━━━━━ Task data
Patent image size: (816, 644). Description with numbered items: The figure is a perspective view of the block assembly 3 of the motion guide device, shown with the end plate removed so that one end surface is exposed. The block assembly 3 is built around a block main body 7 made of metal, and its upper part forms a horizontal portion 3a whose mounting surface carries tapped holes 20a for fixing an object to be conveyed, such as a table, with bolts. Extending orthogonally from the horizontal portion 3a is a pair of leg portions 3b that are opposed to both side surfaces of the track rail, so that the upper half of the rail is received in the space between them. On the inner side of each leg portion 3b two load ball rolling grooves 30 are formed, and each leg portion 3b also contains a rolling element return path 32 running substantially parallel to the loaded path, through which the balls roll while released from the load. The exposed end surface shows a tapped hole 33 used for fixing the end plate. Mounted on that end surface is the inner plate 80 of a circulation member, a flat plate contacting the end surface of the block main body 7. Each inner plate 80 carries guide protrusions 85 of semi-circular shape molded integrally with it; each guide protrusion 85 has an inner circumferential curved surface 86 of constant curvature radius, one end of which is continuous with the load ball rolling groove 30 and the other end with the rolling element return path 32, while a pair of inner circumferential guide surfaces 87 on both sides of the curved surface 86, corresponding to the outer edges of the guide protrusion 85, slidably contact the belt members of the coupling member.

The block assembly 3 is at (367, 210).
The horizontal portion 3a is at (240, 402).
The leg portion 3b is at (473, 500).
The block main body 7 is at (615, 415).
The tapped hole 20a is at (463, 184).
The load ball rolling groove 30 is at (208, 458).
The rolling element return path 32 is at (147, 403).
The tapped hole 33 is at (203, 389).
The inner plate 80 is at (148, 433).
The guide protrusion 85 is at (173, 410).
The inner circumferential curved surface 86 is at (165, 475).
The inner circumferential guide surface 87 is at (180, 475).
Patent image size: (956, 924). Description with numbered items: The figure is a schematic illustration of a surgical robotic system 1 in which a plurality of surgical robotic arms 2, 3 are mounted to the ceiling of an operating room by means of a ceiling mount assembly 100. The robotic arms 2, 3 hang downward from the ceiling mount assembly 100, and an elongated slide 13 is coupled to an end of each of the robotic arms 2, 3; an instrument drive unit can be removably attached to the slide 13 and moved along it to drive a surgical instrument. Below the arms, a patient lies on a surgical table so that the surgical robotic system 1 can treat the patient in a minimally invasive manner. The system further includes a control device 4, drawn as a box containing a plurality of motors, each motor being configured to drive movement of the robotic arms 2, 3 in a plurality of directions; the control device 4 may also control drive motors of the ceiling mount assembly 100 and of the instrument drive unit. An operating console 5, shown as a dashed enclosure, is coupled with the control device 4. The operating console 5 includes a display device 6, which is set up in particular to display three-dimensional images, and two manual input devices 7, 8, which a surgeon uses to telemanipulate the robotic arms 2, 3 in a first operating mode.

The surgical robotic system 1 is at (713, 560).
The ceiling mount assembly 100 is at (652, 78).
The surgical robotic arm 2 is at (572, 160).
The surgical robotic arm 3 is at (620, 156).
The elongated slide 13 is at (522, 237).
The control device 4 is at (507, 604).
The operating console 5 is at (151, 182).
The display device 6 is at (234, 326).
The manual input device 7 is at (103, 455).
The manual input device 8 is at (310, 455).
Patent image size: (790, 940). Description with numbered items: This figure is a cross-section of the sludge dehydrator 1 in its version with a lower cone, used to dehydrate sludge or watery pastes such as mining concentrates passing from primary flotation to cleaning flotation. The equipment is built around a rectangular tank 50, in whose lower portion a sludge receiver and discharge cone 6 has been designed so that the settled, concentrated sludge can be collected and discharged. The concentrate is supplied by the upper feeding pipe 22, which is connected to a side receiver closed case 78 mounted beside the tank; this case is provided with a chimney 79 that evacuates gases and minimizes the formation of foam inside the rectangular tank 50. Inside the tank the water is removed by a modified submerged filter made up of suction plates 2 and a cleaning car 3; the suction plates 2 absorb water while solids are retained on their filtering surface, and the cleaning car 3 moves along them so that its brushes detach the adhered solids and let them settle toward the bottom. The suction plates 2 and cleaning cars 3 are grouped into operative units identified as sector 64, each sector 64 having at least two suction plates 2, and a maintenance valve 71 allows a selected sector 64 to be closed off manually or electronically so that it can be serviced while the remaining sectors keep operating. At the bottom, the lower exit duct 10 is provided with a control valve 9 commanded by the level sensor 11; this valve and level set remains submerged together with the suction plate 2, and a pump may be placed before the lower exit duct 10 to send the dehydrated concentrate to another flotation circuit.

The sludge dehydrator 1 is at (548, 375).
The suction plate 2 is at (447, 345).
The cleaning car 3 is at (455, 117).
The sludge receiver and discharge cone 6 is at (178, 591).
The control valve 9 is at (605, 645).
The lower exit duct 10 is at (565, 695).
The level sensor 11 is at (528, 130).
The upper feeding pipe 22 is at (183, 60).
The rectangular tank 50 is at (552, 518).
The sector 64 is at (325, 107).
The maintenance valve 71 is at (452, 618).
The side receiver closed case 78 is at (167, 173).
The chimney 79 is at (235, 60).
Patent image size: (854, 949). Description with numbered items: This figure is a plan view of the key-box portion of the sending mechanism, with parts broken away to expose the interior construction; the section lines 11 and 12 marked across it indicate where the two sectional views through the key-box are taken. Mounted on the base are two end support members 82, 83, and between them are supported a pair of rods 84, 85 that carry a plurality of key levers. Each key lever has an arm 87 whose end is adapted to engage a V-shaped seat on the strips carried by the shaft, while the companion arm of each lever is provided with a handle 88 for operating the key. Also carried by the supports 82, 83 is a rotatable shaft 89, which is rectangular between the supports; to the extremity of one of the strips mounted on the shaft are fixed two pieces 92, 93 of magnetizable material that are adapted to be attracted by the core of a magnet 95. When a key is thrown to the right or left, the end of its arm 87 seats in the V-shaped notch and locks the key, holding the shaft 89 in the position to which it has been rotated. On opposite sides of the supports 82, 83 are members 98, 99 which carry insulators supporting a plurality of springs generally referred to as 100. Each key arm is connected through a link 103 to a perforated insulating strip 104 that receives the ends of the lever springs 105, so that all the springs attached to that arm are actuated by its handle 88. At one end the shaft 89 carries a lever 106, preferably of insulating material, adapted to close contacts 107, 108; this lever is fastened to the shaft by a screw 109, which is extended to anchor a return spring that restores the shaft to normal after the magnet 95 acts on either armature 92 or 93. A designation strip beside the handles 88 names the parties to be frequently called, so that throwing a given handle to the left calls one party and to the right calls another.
━━━━━━━━━━
* **What is asked**: Turn the material above into a Markdown table with the columns Row and Line. Give each non-blank line its own row, numbered in order.

* **Exercise response**:
| Row | Line |
|---|---|
| 1 | Patent image size: (816, 644). Description with numbered items: The figure is a perspective view of the block assembly 3 of the motion guide device, shown with the end plate removed so that one end surface is exposed. The block assembly 3 is built around a block main body 7 made of metal, and its upper part forms a horizontal portion 3a whose mounting surface carries tapped holes 20a for fixing an object to be conveyed, such as a table, with bolts. Extending orthogonally from the horizontal portion 3a is a pair of leg portions 3b that are opposed to both side surfaces of the track rail, so that the upper half of the rail is received in the space between them. On the inner side of each leg portion 3b two load ball rolling grooves 30 are formed, and each leg portion 3b also contains a rolling element return path 32 running substantially parallel to the loaded path, through which the balls roll while released from the load. The exposed end surface shows a tapped hole 33 used for fixing the end plate. Mounted on that end surface is the inner plate 80 of a circulation member, a flat plate contacting the end surface of the block main body 7. Each inner plate 80 carries guide protrusions 85 of semi-circular shape molded integrally with it; each guide protrusion 85 has an inner circumferential curved surface 86 of constant curvature radius, one end of which is continuous with the load ball rolling groove 30 and the other end with the rolling element return path 32, while a pair of inner circumferential guide surfaces 87 on both sides of the curved surface 86, corresponding to the outer edges of the guide protrusion 85, slidably contact the belt members of the coupling member. |
| 2 | The block assembly 3 is at (367, 210). |
| 3 | The horizontal portion 3a is at (240, 402). |
| 4 | The leg portion 3b is at (473, 500). |
| 5 | The block main body 7 is at (615, 415). |
| 6 | The tapped hole 20a is at (463, 184). |
| 7 | The load ball rolling groove 30 is at (208, 458). |
| 8 | The rolling element return path 32 is at (147, 403). |
| 9 | The tapped hole 33 is at (203, 389). |
| 10 | The inner plate 80 is at (148, 433). |
| 11 | The guide protrusion 85 is at (173, 410). |
| 12 | The inner circumferential curved surface 86 is at (165, 475). |
| 13 | The inner circumferential guide surface 87 is at (180, 475). |
| 14 | Patent image size: (956, 924). Description with numbered items: The figure is a schematic illustration of a surgical robotic system 1 in which a plurality of surgical robotic arms 2, 3 are mounted to the ceiling of an operating room by means of a ceiling mount assembly 100. The robotic arms 2, 3 hang downward from the ceiling mount assembly 100, and an elongated slide 13 is coupled to an end of each of the robotic arms 2, 3; an instrument drive unit can be removably attached to the slide 13 and moved along it to drive a surgical instrument. Below the arms, a patient lies on a surgical table so that the surgical robotic system 1 can treat the patient in a minimally invasive manner. The system further includes a control device 4, drawn as a box containing a plurality of motors, each motor being configured to drive movement of the robotic arms 2, 3 in a plurality of directions; the control device 4 may also control drive motors of the ceiling mount assembly 100 and of the instrument drive unit. An operating console 5, shown as a dashed enclosure, is coupled with the control device 4. The operating console 5 includes a display device 6, which is set up in particular to display three-dimensional images, and two manual input devices 7, 8, which a surgeon uses to telemanipulate the robotic arms 2, 3 in a first operating mode. |
| 15 | The surgical robotic system 1 is at (713, 560). |
| 16 | The ceiling mount assembly 100 is at (652, 78). |
| 17 | The surgical robotic arm 2 is at (572, 160). |
| 18 | The surgical robotic arm 3 is at (620, 156). |
| 19 | The elongated slide 13 is at (522, 237). |
| 20 | The control device 4 is at (507, 604). |
| 21 | The operating console 5 is at (151, 182). |
| 22 | The display device 6 is at (234, 326). |
| 23 | The manual input device 7 is at (103, 455). |
| 24 | The manual input device 8 is at (310, 455). |
| 25 | Patent image size: (790, 940). Description with numbered items: This figure is a cross-section of the sludge dehydrator 1 in its version with a lower cone, used to dehydrate sludge or watery pastes such as mining concentrates passing from primary flotation to cleaning flotation. The equipment is built around a rectangular tank 50, in whose lower portion a sludge receiver and discharge cone 6 has been designed so that the settled, concentrated sludge can be collected and discharged. The concentrate is supplied by the upper feeding pipe 22, which is connected to a side receiver closed case 78 mounted beside the tank; this case is provided with a chimney 79 that evacuates gases and minimizes the formation of foam inside the rectangular tank 50. Inside the tank the water is removed by a modified submerged filter made up of suction plates 2 and a cleaning car 3; the suction plates 2 absorb water while solids are retained on their filtering surface, and the cleaning car 3 moves along them so that its brushes detach the adhered solids and let them settle toward the bottom. The suction plates 2 and cleaning cars 3 are grouped into operative units identified as sector 64, each sector 64 having at least two suction plates 2, and a maintenance valve 71 allows a selected sector 64 to be closed off manually or electronically so that it can be serviced while the remaining sectors keep operating. At the bottom, the lower exit duct 10 is provided with a control valve 9 commanded by the level sensor 11; this valve and level set remains submerged together with the suction plate 2, and a pump may be placed before the lower exit duct 10 to send the dehydrated concentrate to another flotation circuit. |
| 26 | The sludge dehydrator 1 is at (548, 375). |
| 27 | The suction plate 2 is at (447, 345). |
| 28 | The cleaning car 3 is at (455, 117). |
| 29 | The sludge receiver and discharge cone 6 is at (178, 591). |
| 30 | The control valve 9 is at (605, 645). |
| 31 | The lower exit duct 10 is at (565, 695). |
| 32 | The level sensor 11 is at (528, 130). |
| 33 | The upper feeding pipe 22 is at (183, 60). |
| 34 | The rectangular tank 50 is at (552, 518). |
| 35 | The sector 64 is at (325, 107). |
| 36 | The maintenance valve 71 is at (452, 618). |
| 37 | The side receiver closed case 78 is at (167, 173). |
| 38 | The chimney 79 is at (235, 60). |
| 39 | Patent image size: (854, 949). Description with numbered items: This figure is a plan view of the key-box portion of the sending mechanism, with parts broken away to expose the interior construction; the section lines 11 and 12 marked across it indicate where the two sectional views through the key-box are taken. Mounted on the base are two end support members 82, 83, and between them are supported a pair of rods 84, 85 that carry a plurality of key levers. Each key lever has an arm 87 whose end is adapted to engage a V-shaped seat on the strips carried by the shaft, while the companion arm of each lever is provided with a handle 88 for operating the key. Also carried by the supports 82, 83 is a rotatable shaft 89, which is rectangular between the supports; to the extremity of one of the strips mounted on the shaft are fixed two pieces 92, 93 of magnetizable material that are adapted to be attracted by the core of a magnet 95. When a key is thrown to the right or left, the end of its arm 87 seats in the V-shaped notch and locks the key, holding the shaft 89 in the position to which it has been rotated. On opposite sides of the supports 82, 83 are members 98, 99 which carry insulators supporting a plurality of springs generally referred to as 100. Each key arm is connected through a link 103 to a perforated insulating strip 104 that receives the ends of the lever springs 105, so that all the springs attached to that arm are actuated by its handle 88. At one end the shaft 89 carries a lever 106, preferably of insulating material, adapted to close contacts 107, 108; this lever is fastened to the shaft by a screw 109, which is extended to anchor a return spring that restores the shaft to normal after the magnet 95 acts on either armature 92 or 93. A designation strip beside the handles 88 names the parties to be frequently called, so that throwing a given handle to the left calls one party and to the right calls another. |